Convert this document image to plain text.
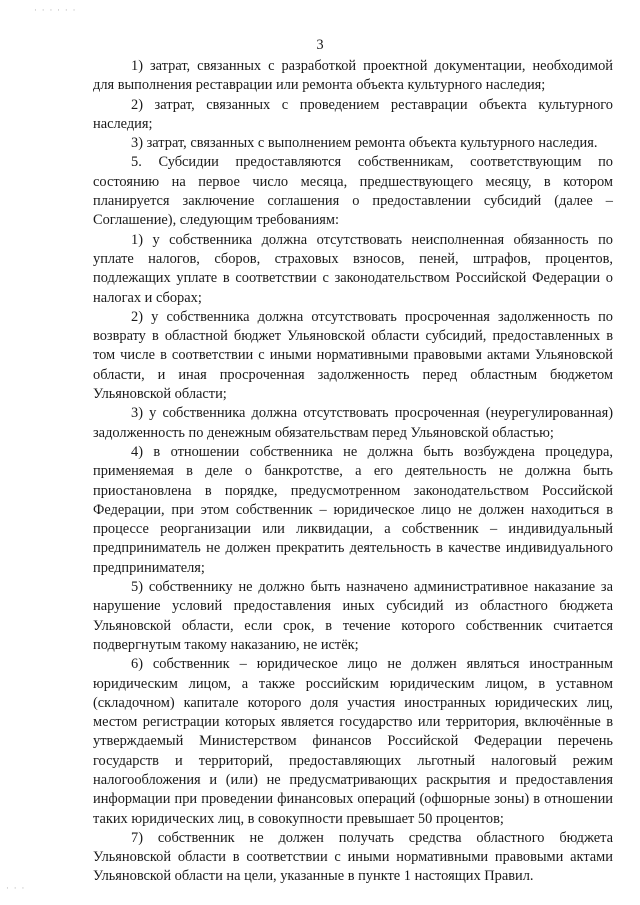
· · · · · ·
· · ·
3

1) затрат, связанных с разработкой проектной документации, необходимой для выполнения реставрации или ремонта объекта культурного наследия;

2) затрат, связанных с проведением реставрации объекта культурного наследия;

3) затрат, связанных с выполнением ремонта объекта культурного наследия.

5. Субсидии предоставляются собственникам, соответствующим по состоянию на первое число месяца, предшествующего месяцу, в котором планируется заключение соглашения о предоставлении субсидий (далее – Соглашение), следующим требованиям:

1) у собственника должна отсутствовать неисполненная обязанность по уплате налогов, сборов, страховых взносов, пеней, штрафов, процентов, подлежащих уплате в соответствии с законодательством Российской Федерации о налогах и сборах;

2) у собственника должна отсутствовать просроченная задолженность по возврату в областной бюджет Ульяновской области субсидий, предоставленных в том числе в соответствии с иными нормативными правовыми актами Ульяновской области, и иная просроченная задолженность перед областным бюджетом Ульяновской области;

3) у собственника должна отсутствовать просроченная (неурегулированная) задолженность по денежным обязательствам перед Ульяновской областью;

4) в отношении собственника не должна быть возбуждена процедура, применяемая в деле о банкротстве, а его деятельность не должна быть приостановлена в порядке, предусмотренном законодательством Российской Федерации, при этом собственник – юридическое лицо не должен находиться в процессе реорганизации или ликвидации, а собственник – индивидуальный предприниматель не должен прекратить деятельность в качестве индивидуального предпринимателя;

5) собственнику не должно быть назначено административное наказание за нарушение условий предоставления иных субсидий из областного бюджета Ульяновской области, если срок, в течение которого собственник считается подвергнутым такому наказанию, не истёк;

6) собственник – юридическое лицо не должен являться иностранным юридическим лицом, а также российским юридическим лицом, в уставном (складочном) капитале которого доля участия иностранных юридических лиц, местом регистрации которых является государство или территория, включённые в утверждаемый Министерством финансов Российской Федерации перечень государств и территорий, предоставляющих льготный налоговый режим налогообложения и (или) не предусматривающих раскрытия и предоставления информации при проведении финансовых операций (офшорные зоны) в отношении таких юридических лиц, в совокупности превышает 50 процентов;

7) собственник не должен получать средства областного бюджета Ульяновской области в соответствии с иными нормативными правовыми актами Ульяновской области на цели, указанные в пункте 1 настоящих Правил.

--------------------------------

§ **Problem details**:
Repeat the records above verbatim, with no pictures in the result.

§ **Complete answer**:
Convert this document image to plain text.
· · · · · ·
· · ·
3

1) затрат, связанных с разработкой проектной документации, необходимой для выполнения реставрации или ремонта объекта культурного наследия;

2) затрат, связанных с проведением реставрации объекта культурного наследия;

3) затрат, связанных с выполнением ремонта объекта культурного наследия.

5. Субсидии предоставляются собственникам, соответствующим по состоянию на первое число месяца, предшествующего месяцу, в котором планируется заключение соглашения о предоставлении субсидий (далее – Соглашение), следующим требованиям:

1) у собственника должна отсутствовать неисполненная обязанность по уплате налогов, сборов, страховых взносов, пеней, штрафов, процентов, подлежащих уплате в соответствии с законодательством Российской Федерации о налогах и сборах;

2) у собственника должна отсутствовать просроченная задолженность по возврату в областной бюджет Ульяновской области субсидий, предоставленных в том числе в соответствии с иными нормативными правовыми актами Ульяновской области, и иная просроченная задолженность перед областным бюджетом Ульяновской области;

3) у собственника должна отсутствовать просроченная (неурегулированная) задолженность по денежным обязательствам перед Ульяновской областью;

4) в отношении собственника не должна быть возбуждена процедура, применяемая в деле о банкротстве, а его деятельность не должна быть приостановлена в порядке, предусмотренном законодательством Российской Федерации, при этом собственник – юридическое лицо не должен находиться в процессе реорганизации или ликвидации, а собственник – индивидуальный предприниматель не должен прекратить деятельность в качестве индивидуального предпринимателя;

5) собственнику не должно быть назначено административное наказание за нарушение условий предоставления иных субсидий из областного бюджета Ульяновской области, если срок, в течение которого собственник считается подвергнутым такому наказанию, не истёк;

6) собственник – юридическое лицо не должен являться иностранным юридическим лицом, а также российским юридическим лицом, в уставном (складочном) капитале которого доля участия иностранных юридических лиц, местом регистрации которых является государство или территория, включённые в утверждаемый Министерством финансов Российской Федерации перечень государств и территорий, предоставляющих льготный налоговый режим налогообложения и (или) не предусматривающих раскрытия и предоставления информации при проведении финансовых операций (офшорные зоны) в отношении таких юридических лиц, в совокупности превышает 50 процентов;

7) собственник не должен получать средства областного бюджета Ульяновской области в соответствии с иными нормативными правовыми актами Ульяновской области на цели, указанные в пункте 1 настоящих Правил.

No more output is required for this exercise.